What this task involves - Look through the data below. Show each line where the string "negative" occurs.

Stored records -
▬▬▬▬▬▬▬▬▬▬

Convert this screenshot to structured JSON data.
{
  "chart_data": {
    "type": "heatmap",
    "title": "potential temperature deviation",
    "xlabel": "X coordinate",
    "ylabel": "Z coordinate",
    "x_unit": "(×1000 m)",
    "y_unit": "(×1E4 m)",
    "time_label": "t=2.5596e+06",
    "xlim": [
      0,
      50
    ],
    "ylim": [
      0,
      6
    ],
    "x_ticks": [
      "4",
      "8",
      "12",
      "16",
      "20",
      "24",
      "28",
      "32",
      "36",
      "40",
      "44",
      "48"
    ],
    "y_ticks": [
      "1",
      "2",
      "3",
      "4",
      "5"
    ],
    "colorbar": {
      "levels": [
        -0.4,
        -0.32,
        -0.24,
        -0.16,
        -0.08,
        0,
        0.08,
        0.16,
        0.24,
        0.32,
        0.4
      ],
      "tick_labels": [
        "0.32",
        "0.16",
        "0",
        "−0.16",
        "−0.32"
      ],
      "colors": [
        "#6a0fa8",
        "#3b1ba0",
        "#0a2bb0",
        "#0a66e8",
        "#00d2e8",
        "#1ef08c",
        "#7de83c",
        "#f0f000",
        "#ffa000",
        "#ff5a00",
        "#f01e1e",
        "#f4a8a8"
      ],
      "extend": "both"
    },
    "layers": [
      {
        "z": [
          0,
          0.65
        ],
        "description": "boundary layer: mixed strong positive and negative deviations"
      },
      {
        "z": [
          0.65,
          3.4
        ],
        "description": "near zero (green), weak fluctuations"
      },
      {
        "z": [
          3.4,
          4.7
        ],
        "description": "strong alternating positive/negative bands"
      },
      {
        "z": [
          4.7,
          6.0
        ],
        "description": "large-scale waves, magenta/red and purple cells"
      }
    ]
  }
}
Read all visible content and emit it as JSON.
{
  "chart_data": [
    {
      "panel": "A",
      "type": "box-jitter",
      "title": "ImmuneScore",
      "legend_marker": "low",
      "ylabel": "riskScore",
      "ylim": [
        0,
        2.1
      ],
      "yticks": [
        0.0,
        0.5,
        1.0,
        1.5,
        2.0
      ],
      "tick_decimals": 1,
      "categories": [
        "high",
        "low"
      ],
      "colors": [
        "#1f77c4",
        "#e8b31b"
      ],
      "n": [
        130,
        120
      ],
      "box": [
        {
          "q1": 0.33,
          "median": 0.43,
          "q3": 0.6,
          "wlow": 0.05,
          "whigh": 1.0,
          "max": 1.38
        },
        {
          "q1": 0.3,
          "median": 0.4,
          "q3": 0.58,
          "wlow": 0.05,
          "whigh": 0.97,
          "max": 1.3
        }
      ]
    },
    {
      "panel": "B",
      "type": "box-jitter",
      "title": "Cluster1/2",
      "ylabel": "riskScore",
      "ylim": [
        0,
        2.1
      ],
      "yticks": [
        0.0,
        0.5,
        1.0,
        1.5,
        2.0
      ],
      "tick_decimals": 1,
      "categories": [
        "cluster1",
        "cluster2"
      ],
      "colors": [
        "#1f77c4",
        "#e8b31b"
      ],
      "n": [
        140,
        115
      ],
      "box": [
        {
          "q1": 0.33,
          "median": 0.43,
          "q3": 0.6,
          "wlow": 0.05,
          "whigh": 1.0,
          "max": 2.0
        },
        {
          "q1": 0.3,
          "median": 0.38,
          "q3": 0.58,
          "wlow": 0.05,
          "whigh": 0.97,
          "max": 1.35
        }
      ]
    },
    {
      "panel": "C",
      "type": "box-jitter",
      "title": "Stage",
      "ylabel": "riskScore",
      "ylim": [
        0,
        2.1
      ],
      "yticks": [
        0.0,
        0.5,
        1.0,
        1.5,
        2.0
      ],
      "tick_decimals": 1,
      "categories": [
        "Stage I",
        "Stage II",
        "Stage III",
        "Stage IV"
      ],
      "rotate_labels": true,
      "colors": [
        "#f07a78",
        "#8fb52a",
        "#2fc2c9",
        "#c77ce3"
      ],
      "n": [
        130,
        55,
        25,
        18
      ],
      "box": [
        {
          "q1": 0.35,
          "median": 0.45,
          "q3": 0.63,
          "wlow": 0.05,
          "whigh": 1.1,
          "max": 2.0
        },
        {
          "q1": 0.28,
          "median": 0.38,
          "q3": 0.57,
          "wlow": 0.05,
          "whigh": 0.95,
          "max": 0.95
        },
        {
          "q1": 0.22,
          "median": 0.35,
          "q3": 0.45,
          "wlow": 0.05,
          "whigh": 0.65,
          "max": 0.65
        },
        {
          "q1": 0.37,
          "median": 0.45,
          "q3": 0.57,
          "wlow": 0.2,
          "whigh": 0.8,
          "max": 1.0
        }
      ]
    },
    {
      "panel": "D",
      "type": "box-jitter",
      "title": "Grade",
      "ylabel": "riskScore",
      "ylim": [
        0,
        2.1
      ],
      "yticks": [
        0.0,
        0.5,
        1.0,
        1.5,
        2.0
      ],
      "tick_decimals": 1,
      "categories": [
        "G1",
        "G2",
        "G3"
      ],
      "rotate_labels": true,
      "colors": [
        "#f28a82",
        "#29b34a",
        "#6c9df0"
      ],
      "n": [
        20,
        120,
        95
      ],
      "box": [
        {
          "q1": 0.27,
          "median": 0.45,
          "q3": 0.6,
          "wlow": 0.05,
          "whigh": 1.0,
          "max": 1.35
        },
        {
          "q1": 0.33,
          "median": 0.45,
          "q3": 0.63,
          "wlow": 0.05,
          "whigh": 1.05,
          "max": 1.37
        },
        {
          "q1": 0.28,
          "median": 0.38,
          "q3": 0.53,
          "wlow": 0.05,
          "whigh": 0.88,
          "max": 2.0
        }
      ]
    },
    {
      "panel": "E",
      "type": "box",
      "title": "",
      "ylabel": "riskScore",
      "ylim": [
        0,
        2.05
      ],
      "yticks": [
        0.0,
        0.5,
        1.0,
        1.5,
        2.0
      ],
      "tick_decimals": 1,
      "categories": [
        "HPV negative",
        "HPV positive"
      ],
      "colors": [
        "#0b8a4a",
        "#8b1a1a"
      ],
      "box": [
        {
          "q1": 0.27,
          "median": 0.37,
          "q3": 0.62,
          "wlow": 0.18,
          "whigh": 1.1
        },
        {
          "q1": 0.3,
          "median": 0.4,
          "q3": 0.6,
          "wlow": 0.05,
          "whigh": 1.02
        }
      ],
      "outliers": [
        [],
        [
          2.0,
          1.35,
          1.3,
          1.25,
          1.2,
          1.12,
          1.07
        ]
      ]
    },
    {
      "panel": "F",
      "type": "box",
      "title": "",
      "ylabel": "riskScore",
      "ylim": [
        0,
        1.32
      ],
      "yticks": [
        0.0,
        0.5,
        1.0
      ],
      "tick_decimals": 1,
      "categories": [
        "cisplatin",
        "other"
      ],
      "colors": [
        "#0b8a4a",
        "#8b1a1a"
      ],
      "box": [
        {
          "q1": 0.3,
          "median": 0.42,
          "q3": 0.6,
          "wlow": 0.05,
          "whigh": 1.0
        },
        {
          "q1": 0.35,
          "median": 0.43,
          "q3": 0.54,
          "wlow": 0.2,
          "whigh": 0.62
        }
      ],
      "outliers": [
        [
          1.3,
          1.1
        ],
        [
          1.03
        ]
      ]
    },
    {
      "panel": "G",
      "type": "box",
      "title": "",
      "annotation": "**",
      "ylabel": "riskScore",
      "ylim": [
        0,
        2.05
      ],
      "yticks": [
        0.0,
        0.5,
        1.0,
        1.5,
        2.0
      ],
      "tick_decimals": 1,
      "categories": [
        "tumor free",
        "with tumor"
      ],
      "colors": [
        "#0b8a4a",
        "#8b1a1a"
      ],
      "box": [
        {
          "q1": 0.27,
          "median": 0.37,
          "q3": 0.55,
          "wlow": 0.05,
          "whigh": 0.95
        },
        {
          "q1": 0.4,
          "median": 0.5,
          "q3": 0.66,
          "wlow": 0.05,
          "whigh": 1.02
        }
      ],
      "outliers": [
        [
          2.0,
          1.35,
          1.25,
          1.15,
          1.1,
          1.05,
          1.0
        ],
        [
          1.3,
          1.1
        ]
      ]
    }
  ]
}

▬▬▬▬▬▬▬▬▬▬

Task solution -
        "description": "boundary layer: mixed strong positive and negative deviations"
        "description": "strong alternating positive/negative bands"
        "HPV negative",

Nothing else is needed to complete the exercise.